— start —

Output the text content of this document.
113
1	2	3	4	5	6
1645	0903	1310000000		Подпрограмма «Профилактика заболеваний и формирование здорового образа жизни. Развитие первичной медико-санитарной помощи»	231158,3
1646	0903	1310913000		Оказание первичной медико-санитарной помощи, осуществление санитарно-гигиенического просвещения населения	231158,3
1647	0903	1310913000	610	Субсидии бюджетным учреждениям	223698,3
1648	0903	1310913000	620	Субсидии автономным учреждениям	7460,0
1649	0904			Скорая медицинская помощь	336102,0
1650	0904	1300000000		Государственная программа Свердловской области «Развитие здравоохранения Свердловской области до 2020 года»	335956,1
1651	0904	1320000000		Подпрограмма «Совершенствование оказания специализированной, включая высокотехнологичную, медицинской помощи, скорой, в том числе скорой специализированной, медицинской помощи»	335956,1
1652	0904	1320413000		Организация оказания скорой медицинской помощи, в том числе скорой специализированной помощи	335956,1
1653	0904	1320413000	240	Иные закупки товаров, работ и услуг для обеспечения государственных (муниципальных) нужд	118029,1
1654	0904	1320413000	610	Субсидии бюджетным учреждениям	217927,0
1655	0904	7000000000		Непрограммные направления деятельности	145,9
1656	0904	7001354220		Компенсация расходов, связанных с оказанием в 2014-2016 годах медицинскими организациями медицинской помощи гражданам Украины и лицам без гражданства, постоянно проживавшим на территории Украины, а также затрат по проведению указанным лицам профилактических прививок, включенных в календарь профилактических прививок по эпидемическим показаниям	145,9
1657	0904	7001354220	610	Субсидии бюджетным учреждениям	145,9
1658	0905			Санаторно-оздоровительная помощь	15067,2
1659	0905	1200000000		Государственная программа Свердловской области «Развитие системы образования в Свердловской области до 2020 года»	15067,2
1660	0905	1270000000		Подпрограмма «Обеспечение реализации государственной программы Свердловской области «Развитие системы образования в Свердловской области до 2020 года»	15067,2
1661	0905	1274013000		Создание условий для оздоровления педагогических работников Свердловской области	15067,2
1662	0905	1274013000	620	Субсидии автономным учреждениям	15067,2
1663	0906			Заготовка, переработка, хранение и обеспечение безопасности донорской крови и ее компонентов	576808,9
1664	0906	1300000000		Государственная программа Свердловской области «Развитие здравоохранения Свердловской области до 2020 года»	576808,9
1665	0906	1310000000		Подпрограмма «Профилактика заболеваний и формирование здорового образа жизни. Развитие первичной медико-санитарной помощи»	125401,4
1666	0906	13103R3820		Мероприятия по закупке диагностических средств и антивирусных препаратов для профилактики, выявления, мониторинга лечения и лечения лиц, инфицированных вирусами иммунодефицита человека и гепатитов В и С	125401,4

— end —

■ **INSTRUCTIONS TO FOLLOW**
Reproduce every line from the entries that holds the word "формирование".

■ **FULL ANSWER**
1645	0903	1310000000		Подпрограмма «Профилактика заболеваний и формирование здорового образа жизни. Развитие первичной медико-санитарной помощи»	231158,3
1665	0906	1310000000		Подпрограмма «Профилактика заболеваний и формирование здорового образа жизни. Развитие первичной медико-санитарной помощи»	125401,4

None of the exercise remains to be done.